→ Material for this exercise

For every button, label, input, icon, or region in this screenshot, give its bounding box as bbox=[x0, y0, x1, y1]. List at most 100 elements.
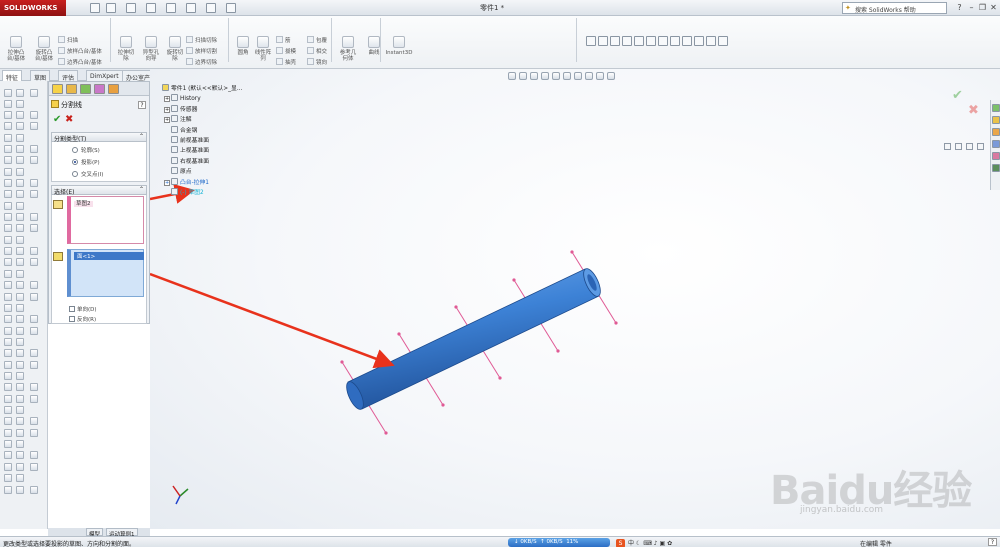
sketch-tool-icon[interactable] bbox=[16, 406, 24, 414]
help-button[interactable]: ? bbox=[138, 101, 146, 109]
minimize-button[interactable]: – bbox=[966, 2, 977, 13]
sketch-tool-icon[interactable] bbox=[30, 315, 38, 323]
display-manager-icon[interactable] bbox=[108, 84, 119, 94]
sketch-tool-icon[interactable] bbox=[16, 236, 24, 244]
sketch-tool-icon[interactable] bbox=[4, 122, 12, 130]
sketch-tool-icon[interactable] bbox=[4, 486, 12, 494]
sketch-tool-icon[interactable] bbox=[4, 236, 12, 244]
sketch-tool-icon[interactable] bbox=[30, 281, 38, 289]
tab-model[interactable]: 模型 bbox=[86, 528, 104, 538]
confirm-ok-icon[interactable]: ✔ bbox=[952, 88, 963, 103]
sketch-tool-icon[interactable] bbox=[30, 293, 38, 301]
sketch-tool-icon[interactable] bbox=[4, 100, 12, 108]
sketch-tool-icon[interactable] bbox=[16, 486, 24, 494]
sketch-tool-icon[interactable] bbox=[16, 145, 24, 153]
sketch-tool-icon[interactable] bbox=[30, 451, 38, 459]
collapse-icon[interactable]: ⌃ bbox=[139, 186, 144, 193]
revolve-boss-button[interactable]: 旋转凸 台/基体 bbox=[32, 36, 56, 62]
faces-to-split-list[interactable]: 面<1> bbox=[67, 249, 144, 297]
sketch-tool-icon[interactable] bbox=[16, 270, 24, 278]
help-icon[interactable]: ? bbox=[954, 2, 965, 13]
expand-icon[interactable]: + bbox=[164, 96, 170, 103]
sketch-tool-icon[interactable] bbox=[16, 372, 24, 380]
boundary-boss-button[interactable]: 边界凸台/基体 bbox=[58, 58, 102, 66]
ime-toolbar[interactable]: S中 ☾ ⌨ ♪ ▣ ✿ bbox=[616, 538, 672, 547]
sketch-tool-icon[interactable] bbox=[16, 224, 24, 232]
save-icon[interactable] bbox=[126, 3, 136, 13]
mirror-button[interactable]: 镜向 bbox=[307, 58, 327, 66]
instant3d-button[interactable]: Instant3D bbox=[384, 36, 414, 56]
window-close-icon[interactable] bbox=[977, 143, 984, 150]
sketch-tool-icon[interactable] bbox=[30, 486, 38, 494]
sketch-tool-icon[interactable] bbox=[4, 315, 12, 323]
rib-button[interactable]: 筋 bbox=[276, 36, 291, 44]
view-tool-icon[interactable] bbox=[622, 36, 632, 46]
sketch-tool-icon[interactable] bbox=[16, 213, 24, 221]
sketch-tool-icon[interactable] bbox=[30, 247, 38, 255]
scene-icon[interactable] bbox=[596, 72, 604, 80]
undo-icon[interactable] bbox=[166, 3, 176, 13]
sketch-tool-icon[interactable] bbox=[4, 338, 12, 346]
sketch-tool-icon[interactable] bbox=[4, 134, 12, 142]
sketch-tool-icon[interactable] bbox=[30, 145, 38, 153]
sketch-tool-icon[interactable] bbox=[4, 247, 12, 255]
sketch-tool-icon[interactable] bbox=[16, 440, 24, 448]
selections-group-header[interactable]: 选择(E) ⌃ bbox=[51, 185, 147, 196]
sketch-tool-icon[interactable] bbox=[16, 122, 24, 130]
sketch-tool-icon[interactable] bbox=[16, 293, 24, 301]
single-direction-checkbox[interactable]: 单向(D) bbox=[69, 305, 97, 313]
sketch-tool-icon[interactable] bbox=[30, 122, 38, 130]
view-tool-icon[interactable] bbox=[670, 36, 680, 46]
tree-item[interactable]: + 传感器 bbox=[162, 104, 242, 115]
sketch-tool-icon[interactable] bbox=[30, 327, 38, 335]
draft-button[interactable]: 拔模 bbox=[276, 47, 296, 55]
sketch-tool-icon[interactable] bbox=[4, 281, 12, 289]
sketch-tool-icon[interactable] bbox=[16, 190, 24, 198]
split-type-group-header[interactable]: 分割类型(T) ⌃ bbox=[51, 132, 147, 143]
sketch-tool-icon[interactable] bbox=[4, 202, 12, 210]
radio-intersection[interactable]: 交叉点(I) bbox=[72, 170, 103, 178]
sketch-tool-icon[interactable] bbox=[16, 463, 24, 471]
sketch-tool-icon[interactable] bbox=[30, 383, 38, 391]
sweep-button[interactable]: 扫描 bbox=[58, 36, 78, 44]
collapse-icon[interactable]: ⌃ bbox=[139, 133, 144, 140]
solidworks-logo[interactable]: SOLIDWORKS bbox=[0, 0, 66, 16]
sketch-tool-icon[interactable] bbox=[30, 463, 38, 471]
sketch-tool-icon[interactable] bbox=[4, 383, 12, 391]
tree-item[interactable]: 前视基准面 bbox=[162, 136, 242, 146]
status-help-icon[interactable]: ? bbox=[988, 538, 997, 546]
sketch-tool-icon[interactable] bbox=[16, 111, 24, 119]
tree-item[interactable]: + History bbox=[162, 94, 242, 104]
restore-button[interactable]: ❐ bbox=[977, 2, 988, 13]
appearance-icon[interactable] bbox=[585, 72, 593, 80]
sketch-tool-icon[interactable] bbox=[4, 463, 12, 471]
cancel-button[interactable]: ✖ bbox=[65, 114, 73, 125]
tree-item[interactable]: 原点 bbox=[162, 167, 242, 177]
radio-silhouette[interactable]: 轮廓(S) bbox=[72, 146, 100, 154]
tree-item[interactable]: 右视基准面 bbox=[162, 156, 242, 167]
tree-item[interactable]: + 凸台-拉伸1 bbox=[162, 177, 242, 188]
sogou-icon[interactable]: S bbox=[616, 539, 625, 547]
tab-features[interactable]: 特征 bbox=[2, 70, 23, 82]
sketch-tool-icon[interactable] bbox=[4, 270, 12, 278]
sketch-tool-icon[interactable] bbox=[30, 417, 38, 425]
select-icon[interactable] bbox=[186, 3, 196, 13]
reverse-direction-checkbox[interactable]: 反向(R) bbox=[69, 315, 96, 323]
sketch-tool-icon[interactable] bbox=[16, 361, 24, 369]
help-search-input[interactable]: ✦ 搜索 SolidWorks 帮助 bbox=[842, 2, 947, 14]
shell-button[interactable]: 抽壳 bbox=[276, 58, 296, 66]
sketch-tool-icon[interactable] bbox=[30, 258, 38, 266]
sketch-tool-icon[interactable] bbox=[30, 179, 38, 187]
sketch-tool-icon[interactable] bbox=[30, 156, 38, 164]
sketch-to-project-list[interactable]: 草图2 bbox=[67, 196, 144, 244]
tile-icon[interactable] bbox=[944, 143, 951, 150]
tree-item[interactable]: 合金钢 bbox=[162, 125, 242, 136]
sketch-tool-icon[interactable] bbox=[4, 474, 12, 482]
view-tool-icon[interactable] bbox=[706, 36, 716, 46]
sketch-tool-icon[interactable] bbox=[4, 349, 12, 357]
sketch-tool-icon[interactable] bbox=[16, 315, 24, 323]
sketch-tool-icon[interactable] bbox=[16, 100, 24, 108]
new-document-icon[interactable] bbox=[90, 3, 100, 13]
view-tool-icon[interactable] bbox=[586, 36, 596, 46]
sketch-tool-icon[interactable] bbox=[4, 111, 12, 119]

→ Task directions
Extract every line of the listing above verbatim, leaving out the pictures.

→ Reply
For every button, label, input, icon, or region in this screenshot, give its bounding box as bbox=[x0, y0, x1, y1]. List at most 100 elements.
sketch-tool-icon[interactable] bbox=[16, 406, 24, 414]
help-button[interactable]: ? bbox=[138, 101, 146, 109]
minimize-button[interactable]: – bbox=[966, 2, 977, 13]
sketch-tool-icon[interactable] bbox=[30, 315, 38, 323]
display-manager-icon[interactable] bbox=[108, 84, 119, 94]
sketch-tool-icon[interactable] bbox=[16, 236, 24, 244]
sketch-tool-icon[interactable] bbox=[4, 122, 12, 130]
sketch-tool-icon[interactable] bbox=[4, 486, 12, 494]
sketch-tool-icon[interactable] bbox=[4, 236, 12, 244]
sketch-tool-icon[interactable] bbox=[30, 281, 38, 289]
tab-model[interactable]: 模型 bbox=[86, 528, 104, 538]
confirm-ok-icon[interactable]: ✔ bbox=[952, 88, 963, 103]
sketch-tool-icon[interactable] bbox=[30, 293, 38, 301]
sketch-tool-icon[interactable] bbox=[4, 100, 12, 108]
sketch-tool-icon[interactable] bbox=[16, 486, 24, 494]
sketch-tool-icon[interactable] bbox=[16, 145, 24, 153]
sketch-tool-icon[interactable] bbox=[30, 451, 38, 459]
collapse-icon[interactable]: ⌃ bbox=[139, 186, 144, 193]
revolve-boss-button[interactable]: 旋转凸 台/基体 bbox=[32, 36, 56, 62]
faces-to-split-list[interactable]: 面<1> bbox=[67, 249, 144, 297]
sketch-tool-icon[interactable] bbox=[16, 270, 24, 278]
help-icon[interactable]: ? bbox=[954, 2, 965, 13]
expand-icon[interactable]: + bbox=[164, 96, 170, 103]
sketch-tool-icon[interactable] bbox=[16, 372, 24, 380]
boundary-boss-button[interactable]: 边界凸台/基体 bbox=[58, 58, 102, 66]
ime-toolbar[interactable]: S中 ☾ ⌨ ♪ ▣ ✿ bbox=[616, 538, 672, 547]
sketch-tool-icon[interactable] bbox=[16, 224, 24, 232]
save-icon[interactable] bbox=[126, 3, 136, 13]
mirror-button[interactable]: 镜向 bbox=[307, 58, 327, 66]
instant3d-button[interactable]: Instant3D bbox=[384, 36, 414, 56]
window-close-icon[interactable] bbox=[977, 143, 984, 150]
sketch-tool-icon[interactable] bbox=[30, 486, 38, 494]
sketch-tool-icon[interactable] bbox=[4, 315, 12, 323]
rib-button[interactable]: 筋 bbox=[276, 36, 291, 44]
view-tool-icon[interactable] bbox=[622, 36, 632, 46]
sketch-tool-icon[interactable] bbox=[16, 213, 24, 221]
sketch-tool-icon[interactable] bbox=[30, 247, 38, 255]
scene-icon[interactable] bbox=[596, 72, 604, 80]
undo-icon[interactable] bbox=[166, 3, 176, 13]
sketch-tool-icon[interactable] bbox=[4, 338, 12, 346]
sketch-tool-icon[interactable] bbox=[4, 134, 12, 142]
sketch-tool-icon[interactable] bbox=[30, 145, 38, 153]
sketch-tool-icon[interactable] bbox=[4, 247, 12, 255]
sketch-tool-icon[interactable] bbox=[16, 440, 24, 448]
selections-group-header[interactable]: 选择(E) ⌃ bbox=[51, 185, 147, 196]
sketch-tool-icon[interactable] bbox=[16, 122, 24, 130]
sketch-tool-icon[interactable] bbox=[16, 293, 24, 301]
single-direction-checkbox[interactable]: 单向(D) bbox=[69, 305, 97, 313]
sketch-tool-icon[interactable] bbox=[30, 122, 38, 130]
view-tool-icon[interactable] bbox=[670, 36, 680, 46]
tree-item[interactable]: + 传感器 bbox=[162, 104, 242, 115]
sketch-tool-icon[interactable] bbox=[30, 327, 38, 335]
draft-button[interactable]: 拔模 bbox=[276, 47, 296, 55]
sketch-tool-icon[interactable] bbox=[4, 281, 12, 289]
sketch-tool-icon[interactable] bbox=[16, 190, 24, 198]
split-type-group-header[interactable]: 分割类型(T) ⌃ bbox=[51, 132, 147, 143]
sketch-tool-icon[interactable] bbox=[4, 202, 12, 210]
radio-intersection[interactable]: 交叉点(I) bbox=[72, 170, 103, 178]
sketch-tool-icon[interactable] bbox=[16, 463, 24, 471]
sketch-tool-icon[interactable] bbox=[30, 383, 38, 391]
sweep-button[interactable]: 扫描 bbox=[58, 36, 78, 44]
collapse-icon[interactable]: ⌃ bbox=[139, 133, 144, 140]
solidworks-logo[interactable]: SOLIDWORKS bbox=[0, 0, 66, 16]
sketch-tool-icon[interactable] bbox=[30, 463, 38, 471]
sketch-tool-icon[interactable] bbox=[4, 383, 12, 391]
tree-item[interactable]: 前视基准面 bbox=[162, 136, 242, 146]
status-help-icon[interactable]: ? bbox=[988, 538, 997, 546]
sketch-tool-icon[interactable] bbox=[16, 111, 24, 119]
tree-item[interactable]: + History bbox=[162, 94, 242, 104]
restore-button[interactable]: ❐ bbox=[977, 2, 988, 13]
appearance-icon[interactable] bbox=[585, 72, 593, 80]
sketch-tool-icon[interactable] bbox=[4, 463, 12, 471]
cancel-button[interactable]: ✖ bbox=[65, 114, 73, 125]
tree-item[interactable]: 原点 bbox=[162, 167, 242, 177]
radio-silhouette[interactable]: 轮廓(S) bbox=[72, 146, 100, 154]
tree-item[interactable]: 右视基准面 bbox=[162, 156, 242, 167]
tree-item[interactable]: + 凸台-拉伸1 bbox=[162, 177, 242, 188]
sogou-icon[interactable]: S bbox=[616, 539, 625, 547]
tab-features[interactable]: 特征 bbox=[2, 70, 23, 82]
sketch-tool-icon[interactable] bbox=[4, 270, 12, 278]
sketch-tool-icon[interactable] bbox=[30, 417, 38, 425]
select-icon[interactable] bbox=[186, 3, 196, 13]
reverse-direction-checkbox[interactable]: 反向(R) bbox=[69, 315, 96, 323]
sketch-tool-icon[interactable] bbox=[16, 361, 24, 369]
help-search-input[interactable]: ✦ 搜索 SolidWorks 帮助 bbox=[842, 2, 947, 14]
shell-button[interactable]: 抽壳 bbox=[276, 58, 296, 66]
sketch-tool-icon[interactable] bbox=[30, 258, 38, 266]
sketch-tool-icon[interactable] bbox=[30, 179, 38, 187]
sketch-tool-icon[interactable] bbox=[30, 156, 38, 164]
sketch-to-project-list[interactable]: 草图2 bbox=[67, 196, 144, 244]
tile-icon[interactable] bbox=[944, 143, 951, 150]
tree-item[interactable]: 合金钢 bbox=[162, 125, 242, 136]
sketch-tool-icon[interactable] bbox=[4, 474, 12, 482]
view-tool-icon[interactable] bbox=[706, 36, 716, 46]
sketch-tool-icon[interactable] bbox=[4, 349, 12, 357]
sketch-tool-icon[interactable] bbox=[16, 315, 24, 323]
sketch-tool-icon[interactable] bbox=[16, 100, 24, 108]
new-document-icon[interactable] bbox=[90, 3, 100, 13]
view-tool-icon[interactable] bbox=[586, 36, 596, 46]
sketch-tool-icon[interactable] bbox=[4, 111, 12, 119]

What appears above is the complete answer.